* _Problem_:
Reading the listing below, count the lines that contain the word "AGOF" and give that count alone.

* _Records for this exercise_:
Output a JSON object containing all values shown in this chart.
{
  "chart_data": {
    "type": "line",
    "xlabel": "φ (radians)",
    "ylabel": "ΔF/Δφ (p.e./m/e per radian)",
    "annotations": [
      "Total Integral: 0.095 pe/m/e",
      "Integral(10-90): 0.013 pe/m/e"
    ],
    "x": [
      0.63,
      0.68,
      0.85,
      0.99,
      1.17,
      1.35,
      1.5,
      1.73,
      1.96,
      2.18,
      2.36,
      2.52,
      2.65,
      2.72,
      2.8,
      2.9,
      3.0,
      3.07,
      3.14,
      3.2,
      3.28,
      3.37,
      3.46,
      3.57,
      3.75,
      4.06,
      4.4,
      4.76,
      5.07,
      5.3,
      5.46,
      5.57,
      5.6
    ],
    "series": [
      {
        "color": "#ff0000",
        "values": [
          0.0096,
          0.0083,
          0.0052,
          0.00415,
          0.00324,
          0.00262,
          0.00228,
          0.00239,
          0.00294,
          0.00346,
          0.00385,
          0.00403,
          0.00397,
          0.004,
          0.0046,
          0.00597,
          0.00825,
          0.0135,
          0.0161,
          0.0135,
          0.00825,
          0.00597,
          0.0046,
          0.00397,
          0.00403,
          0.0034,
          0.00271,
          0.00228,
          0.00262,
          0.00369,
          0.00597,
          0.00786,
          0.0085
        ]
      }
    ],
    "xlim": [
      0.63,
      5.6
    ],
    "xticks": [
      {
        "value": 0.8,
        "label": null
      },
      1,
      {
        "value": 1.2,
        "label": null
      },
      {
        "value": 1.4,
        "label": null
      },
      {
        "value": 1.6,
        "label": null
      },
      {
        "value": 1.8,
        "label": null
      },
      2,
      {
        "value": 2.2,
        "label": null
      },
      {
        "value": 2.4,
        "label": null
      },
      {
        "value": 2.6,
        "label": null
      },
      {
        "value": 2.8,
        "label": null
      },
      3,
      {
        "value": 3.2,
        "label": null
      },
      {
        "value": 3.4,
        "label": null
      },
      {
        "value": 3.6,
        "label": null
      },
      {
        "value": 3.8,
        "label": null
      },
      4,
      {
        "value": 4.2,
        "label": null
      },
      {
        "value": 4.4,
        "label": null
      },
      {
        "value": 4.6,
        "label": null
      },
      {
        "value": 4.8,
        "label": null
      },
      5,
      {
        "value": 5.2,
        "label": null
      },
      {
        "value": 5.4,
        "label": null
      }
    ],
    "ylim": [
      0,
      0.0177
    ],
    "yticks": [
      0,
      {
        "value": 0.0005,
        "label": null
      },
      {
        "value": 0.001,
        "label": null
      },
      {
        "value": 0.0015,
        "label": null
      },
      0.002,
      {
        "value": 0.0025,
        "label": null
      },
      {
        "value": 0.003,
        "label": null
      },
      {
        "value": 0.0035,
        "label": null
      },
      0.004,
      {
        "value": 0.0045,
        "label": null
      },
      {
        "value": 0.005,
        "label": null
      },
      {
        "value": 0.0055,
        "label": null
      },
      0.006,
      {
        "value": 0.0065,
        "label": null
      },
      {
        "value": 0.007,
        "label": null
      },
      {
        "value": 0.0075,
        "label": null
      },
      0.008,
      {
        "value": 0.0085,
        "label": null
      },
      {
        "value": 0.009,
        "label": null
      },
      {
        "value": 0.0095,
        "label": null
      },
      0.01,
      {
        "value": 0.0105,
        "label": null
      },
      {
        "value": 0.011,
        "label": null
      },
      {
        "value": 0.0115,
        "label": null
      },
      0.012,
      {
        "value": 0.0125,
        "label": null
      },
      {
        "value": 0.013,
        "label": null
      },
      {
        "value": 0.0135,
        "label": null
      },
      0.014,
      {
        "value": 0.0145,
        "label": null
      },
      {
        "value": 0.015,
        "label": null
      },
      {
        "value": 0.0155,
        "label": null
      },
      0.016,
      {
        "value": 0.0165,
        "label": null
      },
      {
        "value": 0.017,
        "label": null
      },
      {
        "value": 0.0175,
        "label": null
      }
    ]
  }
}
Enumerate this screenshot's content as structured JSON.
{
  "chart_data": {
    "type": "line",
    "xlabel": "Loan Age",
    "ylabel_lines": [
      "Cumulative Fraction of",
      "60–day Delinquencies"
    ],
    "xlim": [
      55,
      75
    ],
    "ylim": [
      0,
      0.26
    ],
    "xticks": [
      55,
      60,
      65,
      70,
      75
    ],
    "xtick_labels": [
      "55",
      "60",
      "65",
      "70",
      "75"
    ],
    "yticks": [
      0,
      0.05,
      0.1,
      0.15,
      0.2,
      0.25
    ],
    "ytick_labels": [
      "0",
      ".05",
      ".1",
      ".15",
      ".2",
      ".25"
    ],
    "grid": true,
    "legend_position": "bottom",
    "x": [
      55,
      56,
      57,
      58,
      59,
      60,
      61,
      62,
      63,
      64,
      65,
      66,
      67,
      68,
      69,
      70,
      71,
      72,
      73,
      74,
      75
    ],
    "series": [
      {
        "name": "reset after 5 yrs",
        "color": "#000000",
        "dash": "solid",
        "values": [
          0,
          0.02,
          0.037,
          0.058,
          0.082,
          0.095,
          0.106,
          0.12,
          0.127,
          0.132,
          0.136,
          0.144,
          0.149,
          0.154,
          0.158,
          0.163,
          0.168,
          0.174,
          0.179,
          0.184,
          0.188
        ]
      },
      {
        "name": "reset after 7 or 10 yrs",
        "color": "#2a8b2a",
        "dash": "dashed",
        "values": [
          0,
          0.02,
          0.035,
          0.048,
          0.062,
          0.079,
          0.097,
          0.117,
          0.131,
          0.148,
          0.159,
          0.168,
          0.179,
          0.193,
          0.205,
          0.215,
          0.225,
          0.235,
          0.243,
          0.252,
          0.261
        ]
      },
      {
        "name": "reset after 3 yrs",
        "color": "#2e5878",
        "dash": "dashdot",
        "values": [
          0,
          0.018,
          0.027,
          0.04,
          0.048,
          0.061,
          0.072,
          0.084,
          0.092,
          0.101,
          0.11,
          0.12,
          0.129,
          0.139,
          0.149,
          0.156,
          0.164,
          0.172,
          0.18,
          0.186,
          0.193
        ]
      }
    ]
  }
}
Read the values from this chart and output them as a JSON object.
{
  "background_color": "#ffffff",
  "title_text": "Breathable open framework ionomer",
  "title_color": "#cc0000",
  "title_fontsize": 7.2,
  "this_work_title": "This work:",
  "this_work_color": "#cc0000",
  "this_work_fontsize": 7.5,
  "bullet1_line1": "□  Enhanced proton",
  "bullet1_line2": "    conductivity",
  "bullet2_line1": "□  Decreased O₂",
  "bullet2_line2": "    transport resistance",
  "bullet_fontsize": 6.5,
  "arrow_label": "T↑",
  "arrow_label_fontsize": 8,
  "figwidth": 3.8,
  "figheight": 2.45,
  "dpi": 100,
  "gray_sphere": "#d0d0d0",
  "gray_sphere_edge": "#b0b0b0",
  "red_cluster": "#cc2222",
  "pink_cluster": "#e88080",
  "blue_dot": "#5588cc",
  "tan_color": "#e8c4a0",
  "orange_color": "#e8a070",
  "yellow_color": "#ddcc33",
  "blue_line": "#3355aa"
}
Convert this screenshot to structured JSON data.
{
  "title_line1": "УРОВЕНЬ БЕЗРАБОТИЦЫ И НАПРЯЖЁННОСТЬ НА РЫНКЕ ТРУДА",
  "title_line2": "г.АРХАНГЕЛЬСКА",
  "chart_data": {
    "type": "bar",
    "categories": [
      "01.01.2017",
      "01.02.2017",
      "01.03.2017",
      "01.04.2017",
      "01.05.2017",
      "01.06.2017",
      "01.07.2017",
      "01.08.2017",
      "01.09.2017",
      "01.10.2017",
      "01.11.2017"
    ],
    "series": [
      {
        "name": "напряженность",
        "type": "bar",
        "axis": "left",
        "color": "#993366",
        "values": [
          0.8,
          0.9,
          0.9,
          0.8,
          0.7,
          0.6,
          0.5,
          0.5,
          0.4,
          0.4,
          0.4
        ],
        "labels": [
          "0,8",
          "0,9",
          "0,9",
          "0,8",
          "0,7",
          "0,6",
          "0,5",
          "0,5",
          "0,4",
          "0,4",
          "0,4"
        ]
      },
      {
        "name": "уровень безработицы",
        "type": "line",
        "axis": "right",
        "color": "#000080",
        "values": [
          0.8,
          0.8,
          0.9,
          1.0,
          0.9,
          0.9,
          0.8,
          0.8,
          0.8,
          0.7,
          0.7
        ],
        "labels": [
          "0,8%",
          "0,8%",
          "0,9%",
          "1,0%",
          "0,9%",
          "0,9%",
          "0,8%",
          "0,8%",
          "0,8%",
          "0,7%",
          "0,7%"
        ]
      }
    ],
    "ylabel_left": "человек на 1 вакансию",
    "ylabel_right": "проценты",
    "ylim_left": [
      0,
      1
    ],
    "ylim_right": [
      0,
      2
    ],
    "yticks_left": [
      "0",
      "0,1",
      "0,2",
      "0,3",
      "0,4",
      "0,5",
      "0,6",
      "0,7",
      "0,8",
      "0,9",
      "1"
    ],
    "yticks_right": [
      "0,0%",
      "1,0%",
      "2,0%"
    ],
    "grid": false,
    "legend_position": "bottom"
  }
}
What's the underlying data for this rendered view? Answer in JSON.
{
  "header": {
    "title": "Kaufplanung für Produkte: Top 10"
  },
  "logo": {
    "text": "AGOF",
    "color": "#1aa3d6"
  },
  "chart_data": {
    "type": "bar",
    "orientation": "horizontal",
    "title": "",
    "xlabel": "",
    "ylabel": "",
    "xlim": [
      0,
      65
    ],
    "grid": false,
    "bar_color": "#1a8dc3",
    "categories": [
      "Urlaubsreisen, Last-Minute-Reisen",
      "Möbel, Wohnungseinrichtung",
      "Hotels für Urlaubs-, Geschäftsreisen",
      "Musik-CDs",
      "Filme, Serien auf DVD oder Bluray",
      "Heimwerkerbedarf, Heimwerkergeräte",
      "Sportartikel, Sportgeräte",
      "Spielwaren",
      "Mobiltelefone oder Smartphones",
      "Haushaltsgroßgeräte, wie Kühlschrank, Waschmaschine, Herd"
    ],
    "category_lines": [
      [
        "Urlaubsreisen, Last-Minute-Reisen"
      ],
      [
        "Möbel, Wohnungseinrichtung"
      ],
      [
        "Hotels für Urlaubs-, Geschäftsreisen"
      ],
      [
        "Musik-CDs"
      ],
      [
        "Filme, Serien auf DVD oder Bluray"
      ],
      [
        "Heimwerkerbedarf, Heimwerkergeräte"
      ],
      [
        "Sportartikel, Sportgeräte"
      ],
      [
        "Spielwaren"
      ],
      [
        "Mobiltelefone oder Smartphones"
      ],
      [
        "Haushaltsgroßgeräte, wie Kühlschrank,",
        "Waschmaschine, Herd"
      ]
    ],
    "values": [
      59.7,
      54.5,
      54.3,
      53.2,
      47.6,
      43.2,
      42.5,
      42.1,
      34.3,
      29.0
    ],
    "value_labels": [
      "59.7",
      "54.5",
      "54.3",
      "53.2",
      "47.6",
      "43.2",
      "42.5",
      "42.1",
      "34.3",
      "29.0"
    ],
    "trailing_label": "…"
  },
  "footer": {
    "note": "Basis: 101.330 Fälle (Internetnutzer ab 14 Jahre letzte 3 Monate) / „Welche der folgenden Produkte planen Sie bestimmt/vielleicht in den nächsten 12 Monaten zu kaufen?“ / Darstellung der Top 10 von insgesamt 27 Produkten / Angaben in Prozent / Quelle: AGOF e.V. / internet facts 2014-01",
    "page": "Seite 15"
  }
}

* _Result of the exercise_:
2